EXERCISE BRIEF
Output every line of the material exactly, omitting images.

RECORD LIST
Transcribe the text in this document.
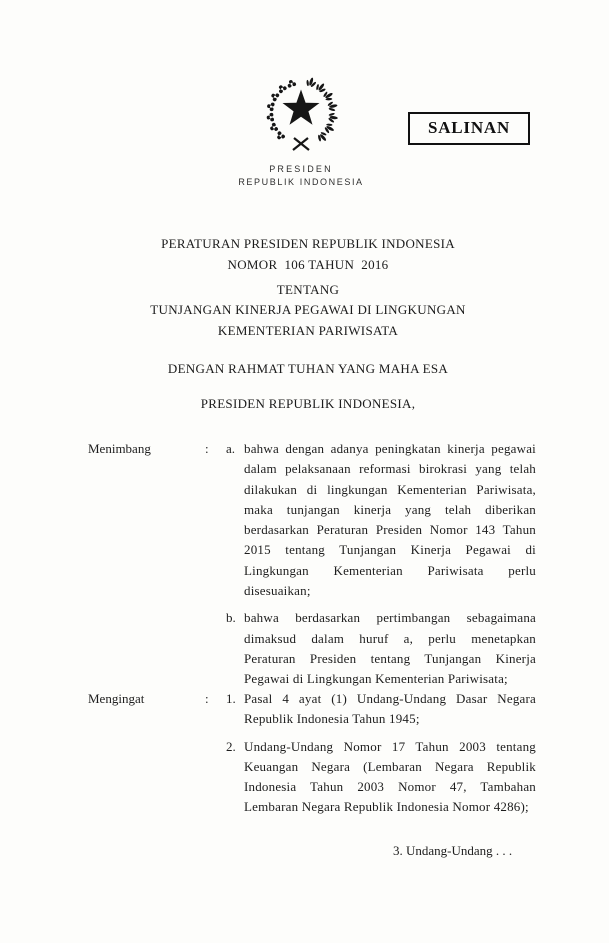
PRESIDEN
REPUBLIK INDONESIA
SALINAN
PERATURAN PRESIDEN REPUBLIK INDONESIA
NOMOR  106 TAHUN  2016
TENTANG
TUNJANGAN KINERJA PEGAWAI DI LINGKUNGAN
KEMENTERIAN PARIWISATA
DENGAN RAHMAT TUHAN YANG MAHA ESA
PRESIDEN REPUBLIK INDONESIA,
Menimbang	: a. bahwa dengan adanya peningkatan kinerja pegawai
dalam pelaksanaan reformasi birokrasi yang telah
dilakukan di lingkungan Kementerian Pariwisata,
maka tunjangan kinerja yang telah diberikan
berdasarkan Peraturan Presiden Nomor 143 Tahun
2015 tentang Tunjangan Kinerja Pegawai di
Lingkungan Kementerian Pariwisata perlu
disesuaikan;
b. bahwa berdasarkan pertimbangan sebagaimana
dimaksud dalam huruf a, perlu menetapkan
Peraturan Presiden tentang Tunjangan Kinerja
Pegawai di Lingkungan Kementerian Pariwisata;
Mengingat	: 1. Pasal 4 ayat (1) Undang-Undang Dasar Negara
Republik Indonesia Tahun 1945;
2. Undang-Undang Nomor 17 Tahun 2003 tentang
Keuangan Negara (Lembaran Negara Republik
Indonesia Tahun 2003 Nomor 47, Tambahan
Lembaran Negara Republik Indonesia Nomor 4286);
3. Undang-Undang . . .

OUTPUT
Transcribe the text in this document.
PRESIDEN
REPUBLIK INDONESIA
SALINAN
PERATURAN PRESIDEN REPUBLIK INDONESIA
NOMOR  106 TAHUN  2016
TENTANG
TUNJANGAN KINERJA PEGAWAI DI LINGKUNGAN
KEMENTERIAN PARIWISATA
DENGAN RAHMAT TUHAN YANG MAHA ESA
PRESIDEN REPUBLIK INDONESIA,
Menimbang	: a. bahwa dengan adanya peningkatan kinerja pegawai
dalam pelaksanaan reformasi birokrasi yang telah
dilakukan di lingkungan Kementerian Pariwisata,
maka tunjangan kinerja yang telah diberikan
berdasarkan Peraturan Presiden Nomor 143 Tahun
2015 tentang Tunjangan Kinerja Pegawai di
Lingkungan Kementerian Pariwisata perlu
disesuaikan;
b. bahwa berdasarkan pertimbangan sebagaimana
dimaksud dalam huruf a, perlu menetapkan
Peraturan Presiden tentang Tunjangan Kinerja
Pegawai di Lingkungan Kementerian Pariwisata;
Mengingat	: 1. Pasal 4 ayat (1) Undang-Undang Dasar Negara
Republik Indonesia Tahun 1945;
2. Undang-Undang Nomor 17 Tahun 2003 tentang
Keuangan Negara (Lembaran Negara Republik
Indonesia Tahun 2003 Nomor 47, Tambahan
Lembaran Negara Republik Indonesia Nomor 4286);
3. Undang-Undang . . .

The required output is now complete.